→ **Problem statement**: Write out the material exactly, without any of its pictures.

-- start Task material --

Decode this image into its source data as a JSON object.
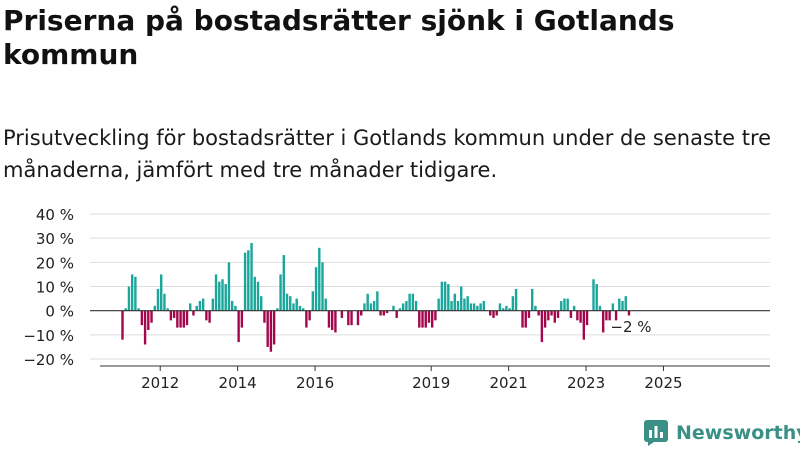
{
  "title": "Priserna på bostadsrätter sjönk i Gotlands kommun",
  "subtitle": "Prisutveckling för bostadsrätter i Gotlands kommun under de senaste tre månaderna, jämfört med tre månader tidigare.",
  "logo": {
    "text": "Newsworthy",
    "icon": "bar-chart-icon"
  },
  "colors": {
    "positive": "#1aa69a",
    "negative": "#a3064b",
    "axis": "#333333",
    "grid": "#dddddd",
    "brand": "#3a8f86"
  },
  "chart_data": {
    "type": "bar",
    "x_start": "2011-01",
    "frequency": "monthly",
    "values": [
      -12,
      1,
      10,
      15,
      14,
      1,
      -6,
      -14,
      -8,
      -5,
      2,
      9,
      15,
      7,
      1,
      -4,
      -3,
      -7,
      -7,
      -7,
      -6,
      3,
      -2,
      2,
      4,
      5,
      -4,
      -5,
      5,
      15,
      12,
      13,
      11,
      20,
      4,
      2,
      -13,
      -7,
      24,
      25,
      28,
      14,
      12,
      6,
      -5,
      -15,
      -17,
      -14,
      1,
      15,
      23,
      7,
      6,
      3,
      5,
      2,
      1,
      -7,
      -4,
      8,
      18,
      26,
      20,
      5,
      -7,
      -8,
      -9,
      0,
      -3,
      0,
      -6,
      -6,
      0,
      -6,
      -2,
      3,
      7,
      3,
      4,
      8,
      -2,
      -2,
      -1,
      0,
      2,
      -3,
      1,
      3,
      4,
      7,
      7,
      4,
      -7,
      -7,
      -7,
      -5,
      -7,
      -4,
      5,
      12,
      12,
      11,
      4,
      7,
      4,
      10,
      5,
      6,
      3,
      3,
      2,
      3,
      4,
      0,
      -2,
      -3,
      -2,
      3,
      1,
      2,
      1,
      6,
      9,
      0,
      -7,
      -7,
      -3,
      9,
      2,
      -2,
      -13,
      -7,
      -4,
      -2,
      -5,
      -3,
      4,
      5,
      5,
      -3,
      2,
      -4,
      -5,
      -12,
      -6,
      0,
      13,
      11,
      2,
      -9,
      -4,
      -4,
      3,
      -4,
      5,
      4,
      6,
      -2
    ],
    "ylim": [
      -20,
      40
    ],
    "yticks": [
      40,
      30,
      20,
      10,
      0,
      -10,
      -20
    ],
    "ytick_labels": [
      "40 %",
      "30 %",
      "20 %",
      "10 %",
      "0 %",
      "−10 %",
      "−20 %"
    ],
    "xtick_years": [
      2012,
      2014,
      2016,
      2019,
      2021,
      2023,
      2025
    ],
    "xtick_labels": [
      "2012",
      "2014",
      "2016",
      "2019",
      "2021",
      "2023",
      "2025"
    ],
    "last_label": "−2 %",
    "grid": true
  }
}
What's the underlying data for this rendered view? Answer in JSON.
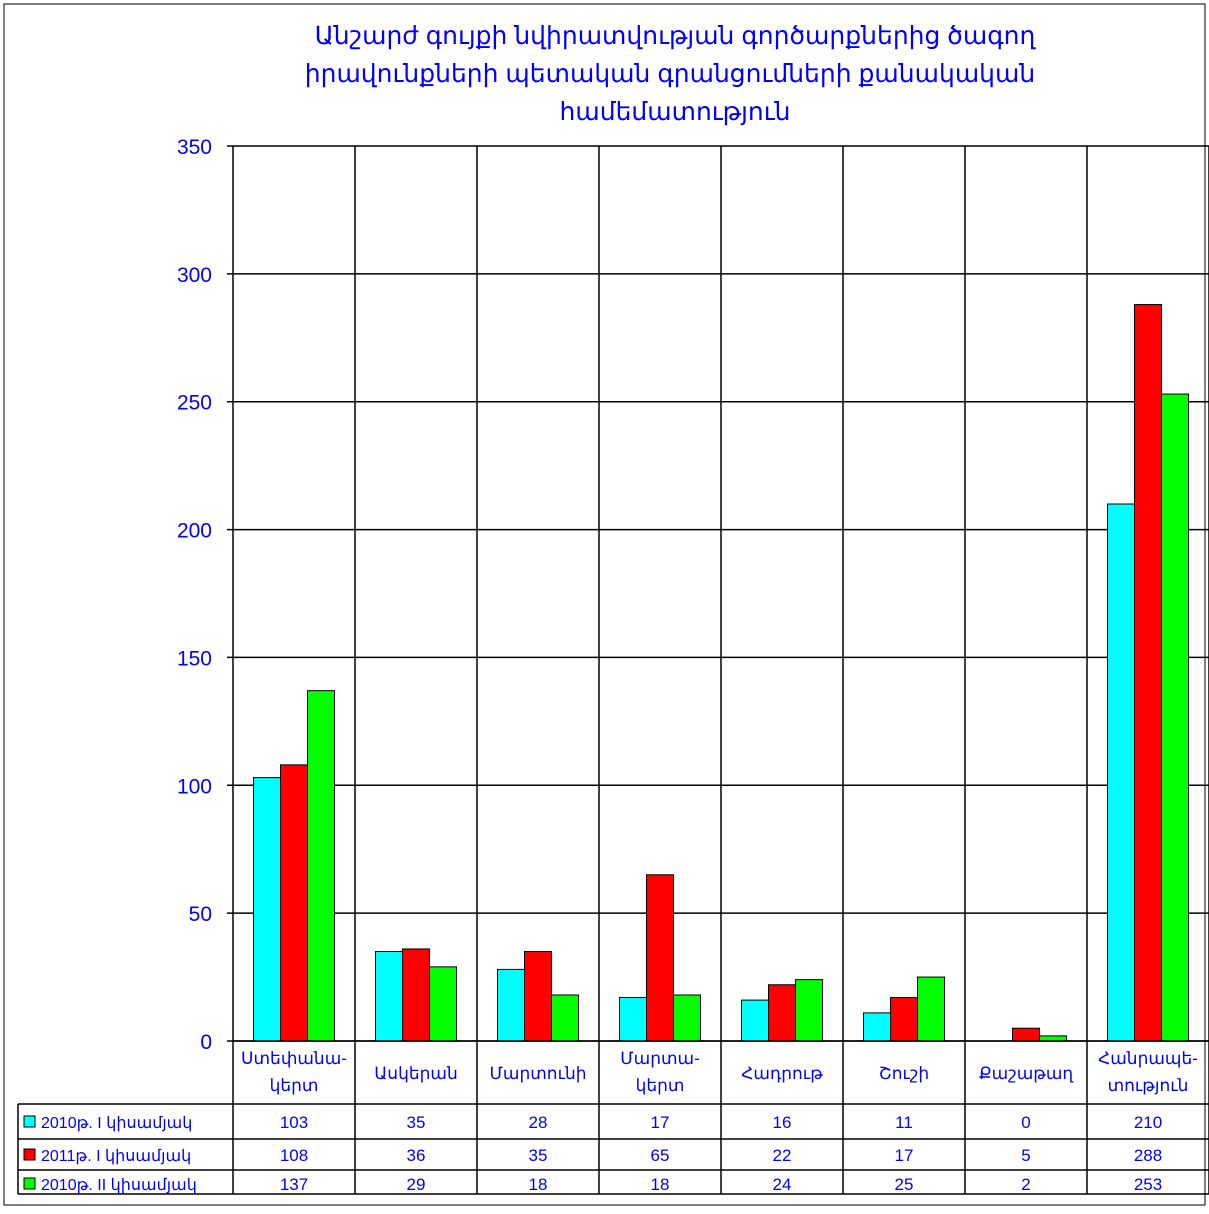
{
  "chart_data": {
    "type": "bar",
    "title_lines": [
      "Անշարժ գույքի նվիրատվության գործարքներից  ծագող",
      "իրավունքների պետական գրանցումների քանակական",
      "համեմատություն"
    ],
    "categories": [
      [
        "Ստեփանա-",
        "կերտ"
      ],
      [
        "Ասկերան"
      ],
      [
        "Մարտունի"
      ],
      [
        "Մարտա-",
        "կերտ"
      ],
      [
        "Հադրութ"
      ],
      [
        "Շուշի"
      ],
      [
        "Քաշաթաղ"
      ],
      [
        "Հանրապե-",
        "տություն"
      ]
    ],
    "series": [
      {
        "name": "2010թ.  I կիսամյակ",
        "color": "#00ffff",
        "values": [
          103,
          35,
          28,
          17,
          16,
          11,
          0,
          210
        ]
      },
      {
        "name": "2011թ.  I կիսամյակ",
        "color": "#ff0000",
        "values": [
          108,
          36,
          35,
          65,
          22,
          17,
          5,
          288
        ]
      },
      {
        "name": "2010թ.  II կիսամյակ",
        "color": "#00ff00",
        "values": [
          137,
          29,
          18,
          18,
          24,
          25,
          2,
          253
        ]
      }
    ],
    "ylim": [
      0,
      350
    ],
    "yticks": [
      0,
      50,
      100,
      150,
      200,
      250,
      300,
      350
    ],
    "grid": true,
    "legend": "data-table",
    "colors": {
      "title": "#0000ff",
      "axis_labels": "#0000ff",
      "table_text": "#0000ff",
      "grid": "#000000"
    }
  }
}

-- end Task material --

→ **Reply to the exercise**:
Decode this image into its source data as a JSON object.
{
  "title": "Priserna på bostadsrätter sjönk i Gotlands kommun",
  "subtitle": "Prisutveckling för bostadsrätter i Gotlands kommun under de senaste tre månaderna, jämfört med tre månader tidigare.",
  "logo": {
    "text": "Newsworthy",
    "icon": "bar-chart-icon"
  },
  "colors": {
    "positive": "#1aa69a",
    "negative": "#a3064b",
    "axis": "#333333",
    "grid": "#dddddd",
    "brand": "#3a8f86"
  },
  "chart_data": {
    "type": "bar",
    "x_start": "2011-01",
    "frequency": "monthly",
    "values": [
      -12,
      1,
      10,
      15,
      14,
      1,
      -6,
      -14,
      -8,
      -5,
      2,
      9,
      15,
      7,
      1,
      -4,
      -3,
      -7,
      -7,
      -7,
      -6,
      3,
      -2,
      2,
      4,
      5,
      -4,
      -5,
      5,
      15,
      12,
      13,
      11,
      20,
      4,
      2,
      -13,
      -7,
      24,
      25,
      28,
      14,
      12,
      6,
      -5,
      -15,
      -17,
      -14,
      1,
      15,
      23,
      7,
      6,
      3,
      5,
      2,
      1,
      -7,
      -4,
      8,
      18,
      26,
      20,
      5,
      -7,
      -8,
      -9,
      0,
      -3,
      0,
      -6,
      -6,
      0,
      -6,
      -2,
      3,
      7,
      3,
      4,
      8,
      -2,
      -2,
      -1,
      0,
      2,
      -3,
      1,
      3,
      4,
      7,
      7,
      4,
      -7,
      -7,
      -7,
      -5,
      -7,
      -4,
      5,
      12,
      12,
      11,
      4,
      7,
      4,
      10,
      5,
      6,
      3,
      3,
      2,
      3,
      4,
      0,
      -2,
      -3,
      -2,
      3,
      1,
      2,
      1,
      6,
      9,
      0,
      -7,
      -7,
      -3,
      9,
      2,
      -2,
      -13,
      -7,
      -4,
      -2,
      -5,
      -3,
      4,
      5,
      5,
      -3,
      2,
      -4,
      -5,
      -12,
      -6,
      0,
      13,
      11,
      2,
      -9,
      -4,
      -4,
      3,
      -4,
      5,
      4,
      6,
      -2
    ],
    "ylim": [
      -20,
      40
    ],
    "yticks": [
      40,
      30,
      20,
      10,
      0,
      -10,
      -20
    ],
    "ytick_labels": [
      "40 %",
      "30 %",
      "20 %",
      "10 %",
      "0 %",
      "−10 %",
      "−20 %"
    ],
    "xtick_years": [
      2012,
      2014,
      2016,
      2019,
      2021,
      2023,
      2025
    ],
    "xtick_labels": [
      "2012",
      "2014",
      "2016",
      "2019",
      "2021",
      "2023",
      "2025"
    ],
    "last_label": "−2 %",
    "grid": true
  }
}
What's the underlying data for this rendered view? Answer in JSON.
{
  "chart_data": {
    "type": "bar",
    "title_lines": [
      "Անշարժ գույքի նվիրատվության գործարքներից  ծագող",
      "իրավունքների պետական գրանցումների քանակական",
      "համեմատություն"
    ],
    "categories": [
      [
        "Ստեփանա-",
        "կերտ"
      ],
      [
        "Ասկերան"
      ],
      [
        "Մարտունի"
      ],
      [
        "Մարտա-",
        "կերտ"
      ],
      [
        "Հադրութ"
      ],
      [
        "Շուշի"
      ],
      [
        "Քաշաթաղ"
      ],
      [
        "Հանրապե-",
        "տություն"
      ]
    ],
    "series": [
      {
        "name": "2010թ.  I կիսամյակ",
        "color": "#00ffff",
        "values": [
          103,
          35,
          28,
          17,
          16,
          11,
          0,
          210
        ]
      },
      {
        "name": "2011թ.  I կիսամյակ",
        "color": "#ff0000",
        "values": [
          108,
          36,
          35,
          65,
          22,
          17,
          5,
          288
        ]
      },
      {
        "name": "2010թ.  II կիսամյակ",
        "color": "#00ff00",
        "values": [
          137,
          29,
          18,
          18,
          24,
          25,
          2,
          253
        ]
      }
    ],
    "ylim": [
      0,
      350
    ],
    "yticks": [
      0,
      50,
      100,
      150,
      200,
      250,
      300,
      350
    ],
    "grid": true,
    "legend": "data-table",
    "colors": {
      "title": "#0000ff",
      "axis_labels": "#0000ff",
      "table_text": "#0000ff",
      "grid": "#000000"
    }
  }
}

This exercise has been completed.